Given exercise | Output the full listing word for word.

Dataset extract |
⁂
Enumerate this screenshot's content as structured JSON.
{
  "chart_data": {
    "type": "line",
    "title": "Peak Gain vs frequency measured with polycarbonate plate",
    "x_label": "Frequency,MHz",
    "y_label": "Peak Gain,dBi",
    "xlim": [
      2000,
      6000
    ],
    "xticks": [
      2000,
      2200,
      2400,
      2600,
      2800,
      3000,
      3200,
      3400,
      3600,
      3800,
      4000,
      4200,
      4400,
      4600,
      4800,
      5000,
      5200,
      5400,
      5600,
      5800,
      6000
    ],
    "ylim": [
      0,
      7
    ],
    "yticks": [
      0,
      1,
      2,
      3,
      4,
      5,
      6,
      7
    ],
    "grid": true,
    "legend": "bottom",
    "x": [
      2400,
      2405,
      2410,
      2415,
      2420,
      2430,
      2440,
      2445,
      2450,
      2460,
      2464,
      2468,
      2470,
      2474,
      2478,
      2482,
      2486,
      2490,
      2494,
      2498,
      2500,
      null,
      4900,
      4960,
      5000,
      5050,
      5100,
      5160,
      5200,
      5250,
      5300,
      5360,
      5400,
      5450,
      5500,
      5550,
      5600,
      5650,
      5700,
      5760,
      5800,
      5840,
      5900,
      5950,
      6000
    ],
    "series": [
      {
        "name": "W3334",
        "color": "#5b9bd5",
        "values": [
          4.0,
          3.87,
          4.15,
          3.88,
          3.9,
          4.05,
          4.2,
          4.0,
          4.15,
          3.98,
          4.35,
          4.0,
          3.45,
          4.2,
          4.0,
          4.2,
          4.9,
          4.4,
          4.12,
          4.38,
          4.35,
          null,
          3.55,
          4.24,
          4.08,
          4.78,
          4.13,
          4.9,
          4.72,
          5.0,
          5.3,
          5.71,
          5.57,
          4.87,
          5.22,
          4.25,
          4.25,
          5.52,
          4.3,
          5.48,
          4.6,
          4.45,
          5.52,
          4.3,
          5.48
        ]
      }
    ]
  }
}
⁂
Finished exercise |
Enumerate this screenshot's content as structured JSON.
{
  "chart_data": {
    "type": "line",
    "title": "Peak Gain vs frequency measured with polycarbonate plate",
    "x_label": "Frequency,MHz",
    "y_label": "Peak Gain,dBi",
    "xlim": [
      2000,
      6000
    ],
    "xticks": [
      2000,
      2200,
      2400,
      2600,
      2800,
      3000,
      3200,
      3400,
      3600,
      3800,
      4000,
      4200,
      4400,
      4600,
      4800,
      5000,
      5200,
      5400,
      5600,
      5800,
      6000
    ],
    "ylim": [
      0,
      7
    ],
    "yticks": [
      0,
      1,
      2,
      3,
      4,
      5,
      6,
      7
    ],
    "grid": true,
    "legend": "bottom",
    "x": [
      2400,
      2405,
      2410,
      2415,
      2420,
      2430,
      2440,
      2445,
      2450,
      2460,
      2464,
      2468,
      2470,
      2474,
      2478,
      2482,
      2486,
      2490,
      2494,
      2498,
      2500,
      null,
      4900,
      4960,
      5000,
      5050,
      5100,
      5160,
      5200,
      5250,
      5300,
      5360,
      5400,
      5450,
      5500,
      5550,
      5600,
      5650,
      5700,
      5760,
      5800,
      5840,
      5900,
      5950,
      6000
    ],
    "series": [
      {
        "name": "W3334",
        "color": "#5b9bd5",
        "values": [
          4.0,
          3.87,
          4.15,
          3.88,
          3.9,
          4.05,
          4.2,
          4.0,
          4.15,
          3.98,
          4.35,
          4.0,
          3.45,
          4.2,
          4.0,
          4.2,
          4.9,
          4.4,
          4.12,
          4.38,
          4.35,
          null,
          3.55,
          4.24,
          4.08,
          4.78,
          4.13,
          4.9,
          4.72,
          5.0,
          5.3,
          5.71,
          5.57,
          4.87,
          5.22,
          4.25,
          4.25,
          5.52,
          4.3,
          5.48,
          4.6,
          4.45,
          5.52,
          4.3,
          5.48
        ]
      }
    ]
  }
}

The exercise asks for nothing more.